Work to complete => Entries follow. Set all of them down as they stand.

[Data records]
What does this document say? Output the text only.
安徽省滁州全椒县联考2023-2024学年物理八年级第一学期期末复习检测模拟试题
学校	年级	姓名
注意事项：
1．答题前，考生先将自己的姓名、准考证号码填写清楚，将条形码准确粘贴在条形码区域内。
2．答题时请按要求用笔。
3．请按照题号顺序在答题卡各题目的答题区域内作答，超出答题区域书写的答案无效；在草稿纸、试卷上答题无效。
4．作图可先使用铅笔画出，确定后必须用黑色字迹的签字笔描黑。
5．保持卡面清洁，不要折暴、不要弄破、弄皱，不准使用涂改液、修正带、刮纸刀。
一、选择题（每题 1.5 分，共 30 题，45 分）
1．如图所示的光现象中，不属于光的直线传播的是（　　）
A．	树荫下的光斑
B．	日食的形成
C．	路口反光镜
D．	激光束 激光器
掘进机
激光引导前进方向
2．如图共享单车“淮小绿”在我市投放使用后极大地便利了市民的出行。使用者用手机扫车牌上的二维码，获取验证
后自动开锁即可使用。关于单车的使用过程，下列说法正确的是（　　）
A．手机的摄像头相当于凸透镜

Exercise output =>
What does this document say? Output the text only.
安徽省滁州全椒县联考2023-2024学年物理八年级第一学期期末复习检测模拟试题
学校	年级	姓名
注意事项：
1．答题前，考生先将自己的姓名、准考证号码填写清楚，将条形码准确粘贴在条形码区域内。
2．答题时请按要求用笔。
3．请按照题号顺序在答题卡各题目的答题区域内作答，超出答题区域书写的答案无效；在草稿纸、试卷上答题无效。
4．作图可先使用铅笔画出，确定后必须用黑色字迹的签字笔描黑。
5．保持卡面清洁，不要折暴、不要弄破、弄皱，不准使用涂改液、修正带、刮纸刀。
一、选择题（每题 1.5 分，共 30 题，45 分）
1．如图所示的光现象中，不属于光的直线传播的是（　　）
A．	树荫下的光斑
B．	日食的形成
C．	路口反光镜
D．	激光束 激光器
掘进机
激光引导前进方向
2．如图共享单车“淮小绿”在我市投放使用后极大地便利了市民的出行。使用者用手机扫车牌上的二维码，获取验证
后自动开锁即可使用。关于单车的使用过程，下列说法正确的是（　　）
A．手机的摄像头相当于凸透镜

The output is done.